_Extracted records_

****

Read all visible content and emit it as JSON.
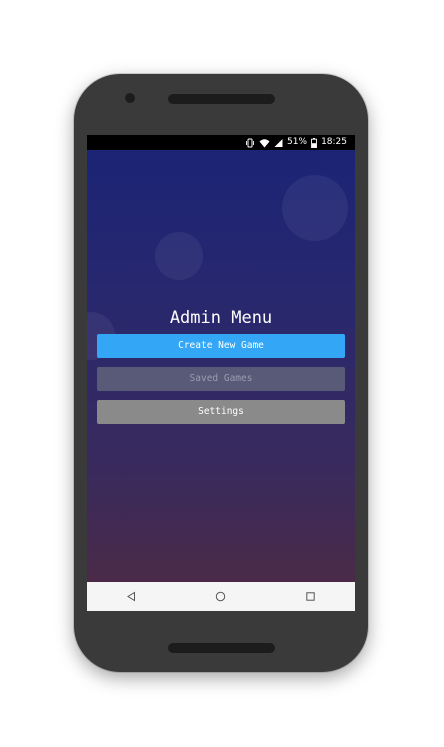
{
  "status_bar": {
    "battery": "51%",
    "time": "18:25"
  },
  "icons": {
    "vibrate": "vibrate-icon",
    "wifi": "wifi-icon",
    "signal": "signal-icon",
    "battery": "battery-icon"
  },
  "main": {
    "title": "Admin Menu",
    "buttons": [
      {
        "label": "Create New Game"
      },
      {
        "label": "Saved Games"
      },
      {
        "label": "Settings"
      }
    ]
  },
  "nav_bar": {
    "items": [
      "back-icon",
      "home-icon",
      "recents-icon"
    ]
  },
  "colors": {
    "primary_button": "#33a6f5",
    "disabled_button": "#595978",
    "secondary_button": "#8a8a8a"
  }
}
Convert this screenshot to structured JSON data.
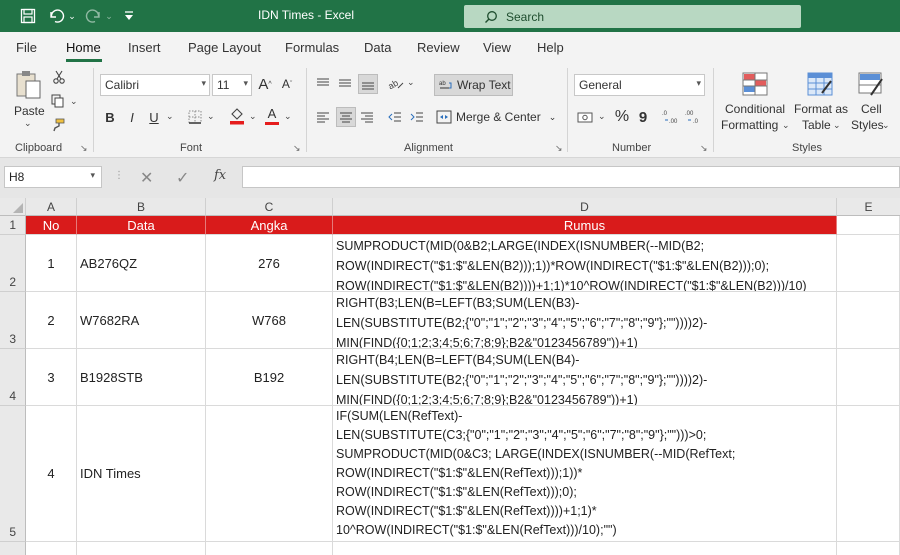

****

_Problem_
Repeat the material verbatim. Do not carry over any picture.

_Written answer_
Read all visible content and emit it as JSON.
{
  "status_bar": {
    "battery": "51%",
    "time": "18:25"
  },
  "icons": {
    "vibrate": "vibrate-icon",
    "wifi": "wifi-icon",
    "signal": "signal-icon",
    "battery": "battery-icon"
  },
  "main": {
    "title": "Admin Menu",
    "buttons": [
      {
        "label": "Create New Game"
      },
      {
        "label": "Saved Games"
      },
      {
        "label": "Settings"
      }
    ]
  },
  "nav_bar": {
    "items": [
      "back-icon",
      "home-icon",
      "recents-icon"
    ]
  },
  "colors": {
    "primary_button": "#33a6f5",
    "disabled_button": "#595978",
    "secondary_button": "#8a8a8a"
  }
}
Convert this screenshot to structured JSON data.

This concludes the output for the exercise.